_What to produce_: Reproduce all of the data below without alteration; exclude every picture.

_Supplied data_:
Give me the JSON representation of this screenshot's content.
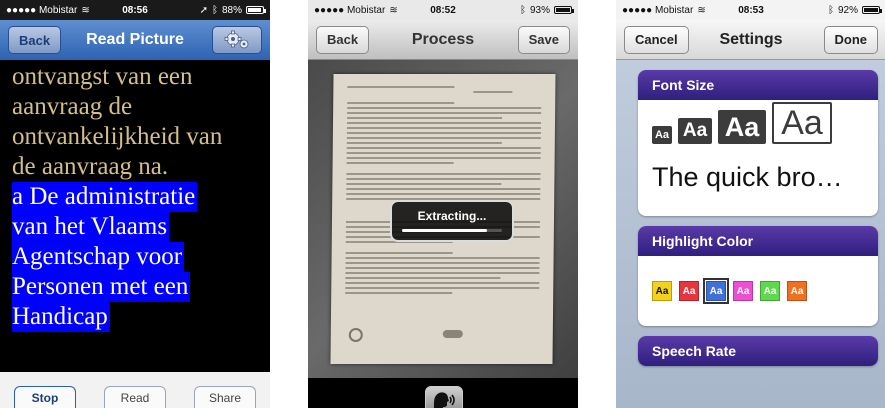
{
  "screen1": {
    "status": {
      "carrier": "●●●●● Mobistar",
      "time": "08:56",
      "battery": "88%",
      "battery_level": 0.88
    },
    "nav": {
      "back": "Back",
      "title": "Read Picture"
    },
    "text_read": [
      "ontvangst van een",
      "aanvraag de",
      "ontvankelijkheid van",
      "de aanvraag na."
    ],
    "text_highlighted": [
      "a De administratie",
      "van het Vlaams",
      "Agentschap voor",
      "Personen met een",
      "Handicap"
    ],
    "toolbar": {
      "stop": "Stop",
      "read": "Read",
      "share": "Share"
    },
    "colors": {
      "read_text": "#d4bf8a",
      "highlight": "#0000ff"
    }
  },
  "screen2": {
    "status": {
      "carrier": "●●●●● Mobistar",
      "time": "08:52",
      "battery": "93%",
      "battery_level": 0.93
    },
    "nav": {
      "back": "Back",
      "title": "Process",
      "save": "Save"
    },
    "extracting": "Extracting...",
    "progress": 0.85
  },
  "screen3": {
    "status": {
      "carrier": "●●●●● Mobistar",
      "time": "08:53",
      "battery": "92%",
      "battery_level": 0.92
    },
    "nav": {
      "cancel": "Cancel",
      "title": "Settings",
      "done": "Done"
    },
    "font_size": {
      "heading": "Font Size",
      "sample_label": "Aa",
      "preview": "The quick bro…"
    },
    "highlight_color": {
      "heading": "Highlight Color",
      "swatches": [
        {
          "label": "Aa",
          "color": "#f2d21c",
          "text": "#111111"
        },
        {
          "label": "Aa",
          "color": "#e8343c",
          "text": "#ffffff"
        },
        {
          "label": "Aa",
          "color": "#3f6fd8",
          "text": "#ffffff",
          "selected": true
        },
        {
          "label": "Aa",
          "color": "#ec4fd4",
          "text": "#ffffff"
        },
        {
          "label": "Aa",
          "color": "#5ed84c",
          "text": "#ffffff"
        },
        {
          "label": "Aa",
          "color": "#f07020",
          "text": "#ffffff"
        }
      ]
    },
    "speech_rate": {
      "heading": "Speech Rate"
    }
  }
}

_The response_:
Give me the JSON representation of this screenshot's content.
{
  "screen1": {
    "status": {
      "carrier": "●●●●● Mobistar",
      "time": "08:56",
      "battery": "88%",
      "battery_level": 0.88
    },
    "nav": {
      "back": "Back",
      "title": "Read Picture"
    },
    "text_read": [
      "ontvangst van een",
      "aanvraag de",
      "ontvankelijkheid van",
      "de aanvraag na."
    ],
    "text_highlighted": [
      "a De administratie",
      "van het Vlaams",
      "Agentschap voor",
      "Personen met een",
      "Handicap"
    ],
    "toolbar": {
      "stop": "Stop",
      "read": "Read",
      "share": "Share"
    },
    "colors": {
      "read_text": "#d4bf8a",
      "highlight": "#0000ff"
    }
  },
  "screen2": {
    "status": {
      "carrier": "●●●●● Mobistar",
      "time": "08:52",
      "battery": "93%",
      "battery_level": 0.93
    },
    "nav": {
      "back": "Back",
      "title": "Process",
      "save": "Save"
    },
    "extracting": "Extracting...",
    "progress": 0.85
  },
  "screen3": {
    "status": {
      "carrier": "●●●●● Mobistar",
      "time": "08:53",
      "battery": "92%",
      "battery_level": 0.92
    },
    "nav": {
      "cancel": "Cancel",
      "title": "Settings",
      "done": "Done"
    },
    "font_size": {
      "heading": "Font Size",
      "sample_label": "Aa",
      "preview": "The quick bro…"
    },
    "highlight_color": {
      "heading": "Highlight Color",
      "swatches": [
        {
          "label": "Aa",
          "color": "#f2d21c",
          "text": "#111111"
        },
        {
          "label": "Aa",
          "color": "#e8343c",
          "text": "#ffffff"
        },
        {
          "label": "Aa",
          "color": "#3f6fd8",
          "text": "#ffffff",
          "selected": true
        },
        {
          "label": "Aa",
          "color": "#ec4fd4",
          "text": "#ffffff"
        },
        {
          "label": "Aa",
          "color": "#5ed84c",
          "text": "#ffffff"
        },
        {
          "label": "Aa",
          "color": "#f07020",
          "text": "#ffffff"
        }
      ]
    },
    "speech_rate": {
      "heading": "Speech Rate"
    }
  }
}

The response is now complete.